Stated exercise: Review the listing and copy each line that holds the word "Microsoft".

Supplied data:
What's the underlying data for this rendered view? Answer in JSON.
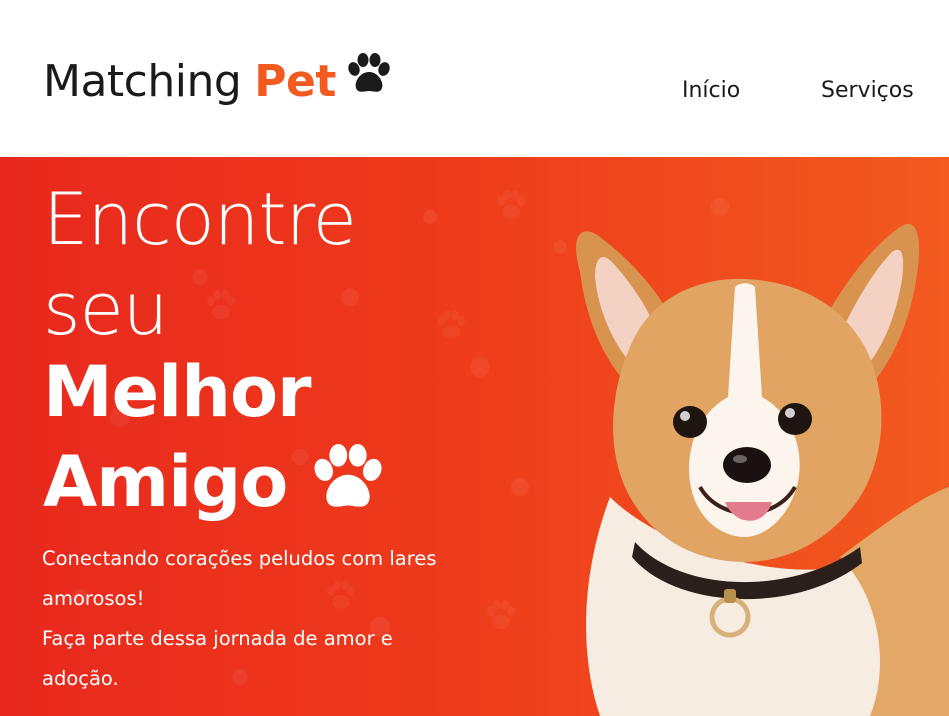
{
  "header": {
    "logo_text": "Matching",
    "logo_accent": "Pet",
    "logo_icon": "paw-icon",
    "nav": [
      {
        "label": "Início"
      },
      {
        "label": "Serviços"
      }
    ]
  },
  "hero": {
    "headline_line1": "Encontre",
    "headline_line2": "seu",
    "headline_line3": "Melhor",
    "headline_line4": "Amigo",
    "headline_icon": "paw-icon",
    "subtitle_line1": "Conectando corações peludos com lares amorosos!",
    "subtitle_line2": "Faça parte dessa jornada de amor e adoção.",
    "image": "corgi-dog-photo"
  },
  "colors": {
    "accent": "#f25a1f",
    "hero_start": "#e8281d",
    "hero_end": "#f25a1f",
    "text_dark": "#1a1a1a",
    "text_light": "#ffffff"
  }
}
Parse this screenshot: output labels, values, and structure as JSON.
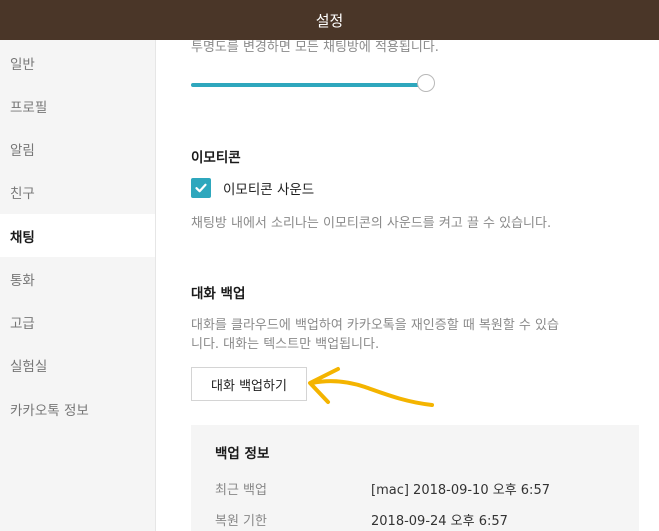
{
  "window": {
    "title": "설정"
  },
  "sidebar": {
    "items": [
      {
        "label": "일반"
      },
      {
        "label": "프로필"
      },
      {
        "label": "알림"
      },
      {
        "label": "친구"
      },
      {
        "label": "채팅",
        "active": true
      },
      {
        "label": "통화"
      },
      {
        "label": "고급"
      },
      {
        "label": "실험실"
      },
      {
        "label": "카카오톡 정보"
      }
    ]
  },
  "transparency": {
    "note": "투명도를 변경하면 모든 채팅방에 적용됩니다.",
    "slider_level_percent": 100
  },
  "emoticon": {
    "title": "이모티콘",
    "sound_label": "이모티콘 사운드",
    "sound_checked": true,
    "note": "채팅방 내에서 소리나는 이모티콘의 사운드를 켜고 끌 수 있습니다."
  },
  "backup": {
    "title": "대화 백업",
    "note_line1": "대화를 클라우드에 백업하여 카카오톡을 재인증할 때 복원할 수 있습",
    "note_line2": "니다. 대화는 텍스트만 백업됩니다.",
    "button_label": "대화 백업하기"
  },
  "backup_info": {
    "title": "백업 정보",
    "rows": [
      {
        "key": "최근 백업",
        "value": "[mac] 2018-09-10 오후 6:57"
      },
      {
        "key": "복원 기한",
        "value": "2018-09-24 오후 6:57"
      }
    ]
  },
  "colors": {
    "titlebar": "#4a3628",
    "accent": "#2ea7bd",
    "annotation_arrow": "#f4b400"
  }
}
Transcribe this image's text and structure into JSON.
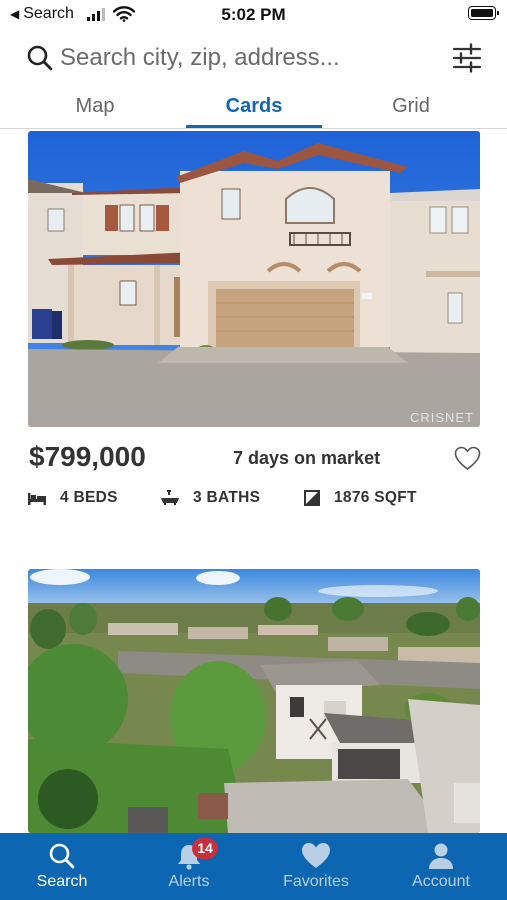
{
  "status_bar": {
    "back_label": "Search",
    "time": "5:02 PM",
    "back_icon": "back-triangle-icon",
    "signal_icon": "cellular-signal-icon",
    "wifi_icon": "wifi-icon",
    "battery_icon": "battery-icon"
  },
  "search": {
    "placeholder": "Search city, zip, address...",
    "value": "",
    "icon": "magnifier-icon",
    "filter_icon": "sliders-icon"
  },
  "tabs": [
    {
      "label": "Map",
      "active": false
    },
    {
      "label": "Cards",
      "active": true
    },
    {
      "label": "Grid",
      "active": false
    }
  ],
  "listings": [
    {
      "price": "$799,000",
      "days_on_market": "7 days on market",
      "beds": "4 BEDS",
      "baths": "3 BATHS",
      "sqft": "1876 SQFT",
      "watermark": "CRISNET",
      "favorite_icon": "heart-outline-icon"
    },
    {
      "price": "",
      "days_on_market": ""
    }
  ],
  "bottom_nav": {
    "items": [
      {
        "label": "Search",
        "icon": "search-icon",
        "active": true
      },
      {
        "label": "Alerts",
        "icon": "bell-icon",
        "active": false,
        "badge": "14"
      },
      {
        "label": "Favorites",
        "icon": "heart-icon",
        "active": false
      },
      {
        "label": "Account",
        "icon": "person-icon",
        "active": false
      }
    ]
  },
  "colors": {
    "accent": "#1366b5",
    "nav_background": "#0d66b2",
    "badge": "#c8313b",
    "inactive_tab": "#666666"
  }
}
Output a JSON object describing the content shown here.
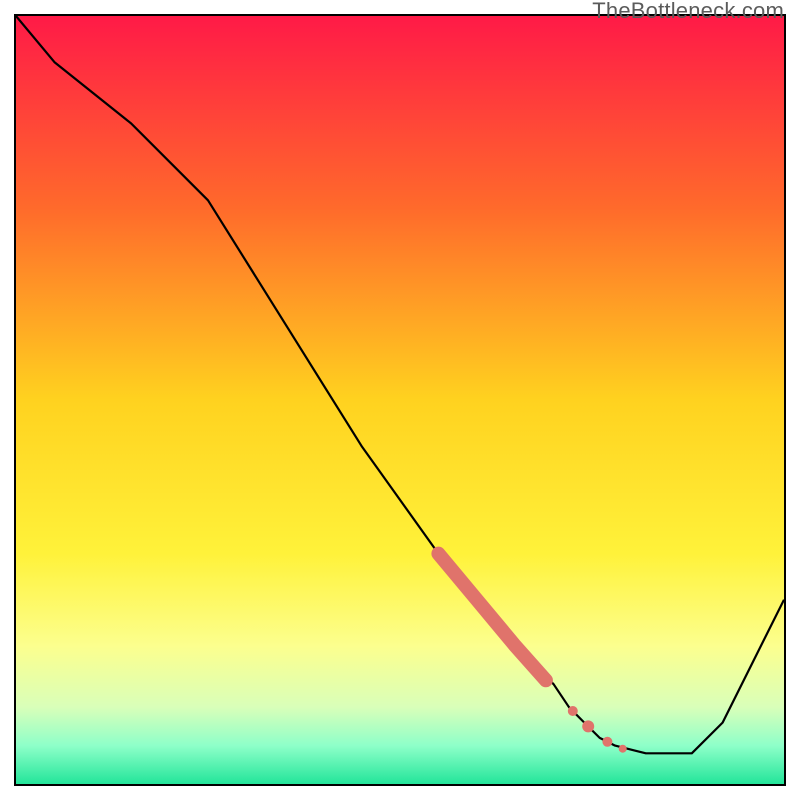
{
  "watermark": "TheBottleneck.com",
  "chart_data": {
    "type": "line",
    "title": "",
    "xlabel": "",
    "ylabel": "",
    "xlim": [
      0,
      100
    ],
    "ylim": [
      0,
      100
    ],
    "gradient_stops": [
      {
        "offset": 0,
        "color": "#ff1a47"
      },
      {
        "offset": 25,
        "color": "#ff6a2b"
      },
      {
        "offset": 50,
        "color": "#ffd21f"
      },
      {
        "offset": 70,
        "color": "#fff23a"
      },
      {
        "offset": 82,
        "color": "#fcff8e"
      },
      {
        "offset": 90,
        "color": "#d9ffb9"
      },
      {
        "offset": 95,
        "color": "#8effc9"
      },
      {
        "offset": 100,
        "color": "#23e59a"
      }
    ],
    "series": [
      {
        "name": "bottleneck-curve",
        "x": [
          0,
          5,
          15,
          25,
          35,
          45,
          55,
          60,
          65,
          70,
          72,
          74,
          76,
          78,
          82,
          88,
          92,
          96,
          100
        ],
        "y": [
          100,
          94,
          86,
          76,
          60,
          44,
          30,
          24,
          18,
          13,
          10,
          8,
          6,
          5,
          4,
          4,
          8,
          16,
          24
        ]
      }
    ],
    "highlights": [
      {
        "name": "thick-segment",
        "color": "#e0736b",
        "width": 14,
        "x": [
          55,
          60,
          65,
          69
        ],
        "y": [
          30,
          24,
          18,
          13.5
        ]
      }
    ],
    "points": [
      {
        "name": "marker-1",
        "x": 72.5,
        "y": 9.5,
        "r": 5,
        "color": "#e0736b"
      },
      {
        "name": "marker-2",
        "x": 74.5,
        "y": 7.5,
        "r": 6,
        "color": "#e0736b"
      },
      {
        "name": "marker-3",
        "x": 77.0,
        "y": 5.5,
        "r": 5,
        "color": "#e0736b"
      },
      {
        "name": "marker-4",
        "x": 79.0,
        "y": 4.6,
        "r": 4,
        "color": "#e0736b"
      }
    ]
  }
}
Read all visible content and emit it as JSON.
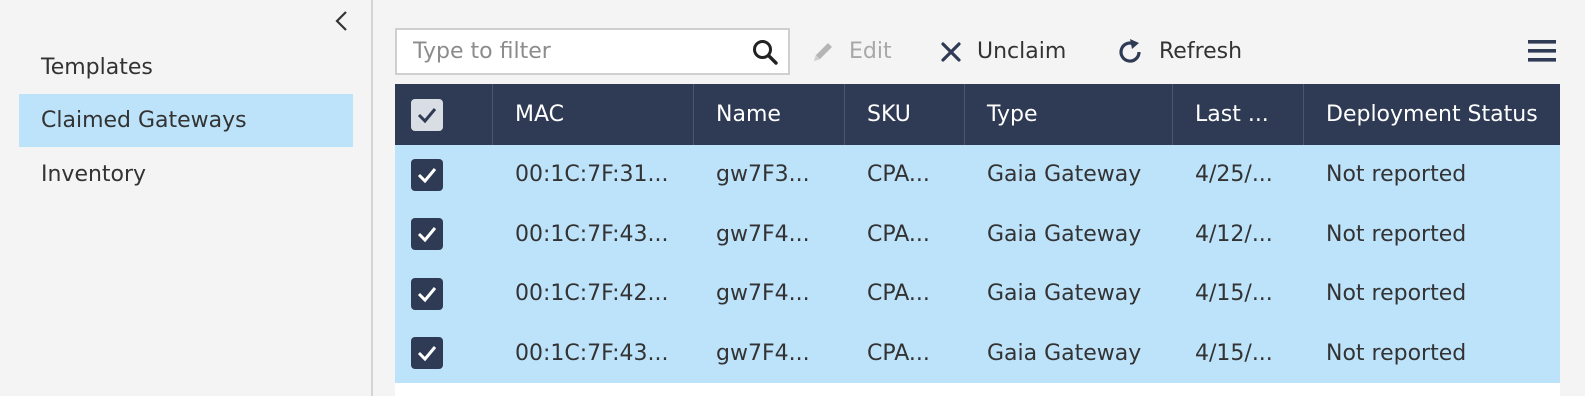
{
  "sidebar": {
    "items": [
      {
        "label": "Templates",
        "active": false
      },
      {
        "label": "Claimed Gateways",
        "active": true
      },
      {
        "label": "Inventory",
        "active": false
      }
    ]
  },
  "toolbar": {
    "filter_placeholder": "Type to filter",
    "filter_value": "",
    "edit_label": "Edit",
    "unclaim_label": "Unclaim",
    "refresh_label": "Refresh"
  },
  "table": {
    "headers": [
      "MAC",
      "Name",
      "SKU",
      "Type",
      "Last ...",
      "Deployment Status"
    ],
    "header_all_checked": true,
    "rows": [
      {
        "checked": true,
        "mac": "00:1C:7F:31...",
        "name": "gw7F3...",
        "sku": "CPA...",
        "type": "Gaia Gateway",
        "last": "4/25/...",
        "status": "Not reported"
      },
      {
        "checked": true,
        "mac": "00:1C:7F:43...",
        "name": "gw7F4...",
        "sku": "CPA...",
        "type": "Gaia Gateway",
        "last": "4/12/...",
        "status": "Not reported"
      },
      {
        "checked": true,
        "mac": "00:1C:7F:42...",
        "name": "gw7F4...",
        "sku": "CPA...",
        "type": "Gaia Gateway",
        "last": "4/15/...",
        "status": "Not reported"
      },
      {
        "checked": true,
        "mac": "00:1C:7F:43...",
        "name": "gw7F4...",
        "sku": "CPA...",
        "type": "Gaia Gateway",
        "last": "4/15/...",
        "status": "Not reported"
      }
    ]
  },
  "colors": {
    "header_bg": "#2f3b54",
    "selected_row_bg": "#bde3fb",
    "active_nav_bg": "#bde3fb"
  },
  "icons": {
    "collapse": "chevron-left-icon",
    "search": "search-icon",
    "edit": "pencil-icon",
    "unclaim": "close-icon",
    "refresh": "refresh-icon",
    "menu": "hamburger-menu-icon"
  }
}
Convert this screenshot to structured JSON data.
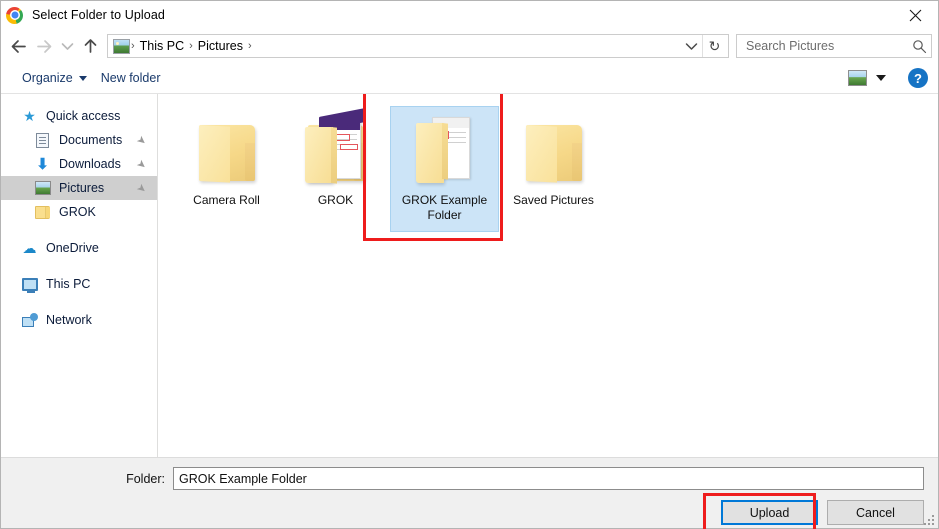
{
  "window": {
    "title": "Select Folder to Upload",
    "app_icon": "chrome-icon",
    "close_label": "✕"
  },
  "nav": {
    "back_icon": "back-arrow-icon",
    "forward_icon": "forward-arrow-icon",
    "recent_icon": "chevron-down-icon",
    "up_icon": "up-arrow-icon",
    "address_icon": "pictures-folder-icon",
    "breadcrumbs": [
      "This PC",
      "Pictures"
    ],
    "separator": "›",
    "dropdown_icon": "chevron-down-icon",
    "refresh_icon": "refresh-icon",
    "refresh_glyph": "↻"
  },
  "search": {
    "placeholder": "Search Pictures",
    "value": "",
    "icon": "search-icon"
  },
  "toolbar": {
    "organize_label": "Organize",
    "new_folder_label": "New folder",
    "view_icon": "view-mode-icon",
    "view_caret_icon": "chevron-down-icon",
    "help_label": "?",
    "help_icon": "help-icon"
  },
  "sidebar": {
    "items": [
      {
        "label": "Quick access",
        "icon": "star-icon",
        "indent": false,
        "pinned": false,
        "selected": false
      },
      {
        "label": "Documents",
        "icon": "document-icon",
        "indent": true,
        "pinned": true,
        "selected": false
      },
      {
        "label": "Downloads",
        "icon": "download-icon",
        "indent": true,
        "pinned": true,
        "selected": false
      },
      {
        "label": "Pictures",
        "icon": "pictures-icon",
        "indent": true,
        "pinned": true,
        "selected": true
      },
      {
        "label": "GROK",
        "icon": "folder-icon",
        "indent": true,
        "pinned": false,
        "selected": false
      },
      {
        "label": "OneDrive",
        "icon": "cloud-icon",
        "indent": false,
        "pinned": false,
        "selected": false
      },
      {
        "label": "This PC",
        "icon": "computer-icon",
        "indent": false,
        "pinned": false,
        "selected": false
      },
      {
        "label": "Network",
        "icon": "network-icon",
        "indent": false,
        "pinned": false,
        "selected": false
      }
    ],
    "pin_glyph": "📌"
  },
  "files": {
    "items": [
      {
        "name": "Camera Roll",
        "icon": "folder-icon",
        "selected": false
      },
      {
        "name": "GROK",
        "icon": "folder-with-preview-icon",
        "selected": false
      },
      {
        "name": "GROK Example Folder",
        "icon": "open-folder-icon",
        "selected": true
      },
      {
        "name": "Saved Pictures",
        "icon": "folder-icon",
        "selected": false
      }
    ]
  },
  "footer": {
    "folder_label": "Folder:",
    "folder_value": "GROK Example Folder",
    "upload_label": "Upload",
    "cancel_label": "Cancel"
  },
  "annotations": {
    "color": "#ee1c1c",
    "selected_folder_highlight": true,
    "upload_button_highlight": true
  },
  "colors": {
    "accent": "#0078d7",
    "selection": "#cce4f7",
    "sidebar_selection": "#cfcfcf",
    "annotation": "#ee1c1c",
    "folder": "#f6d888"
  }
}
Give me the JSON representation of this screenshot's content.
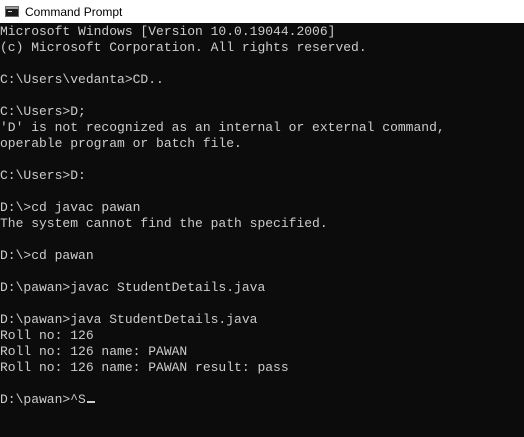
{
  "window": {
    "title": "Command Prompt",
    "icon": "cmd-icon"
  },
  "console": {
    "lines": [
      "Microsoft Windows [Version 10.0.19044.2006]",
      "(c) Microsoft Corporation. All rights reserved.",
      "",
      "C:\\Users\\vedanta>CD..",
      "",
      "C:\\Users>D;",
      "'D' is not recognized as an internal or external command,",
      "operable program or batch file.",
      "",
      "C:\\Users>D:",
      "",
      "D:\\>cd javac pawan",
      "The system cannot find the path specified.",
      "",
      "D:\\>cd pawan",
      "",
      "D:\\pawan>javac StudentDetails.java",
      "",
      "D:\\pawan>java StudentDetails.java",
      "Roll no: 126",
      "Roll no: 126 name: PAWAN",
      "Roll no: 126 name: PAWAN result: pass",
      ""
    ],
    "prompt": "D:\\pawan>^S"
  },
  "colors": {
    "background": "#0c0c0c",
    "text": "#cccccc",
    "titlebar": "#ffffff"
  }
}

Reply to the task:
      "Microsoft Windows [Version 10.0.19044.2006]",
      "(c) Microsoft Corporation. All rights reserved.",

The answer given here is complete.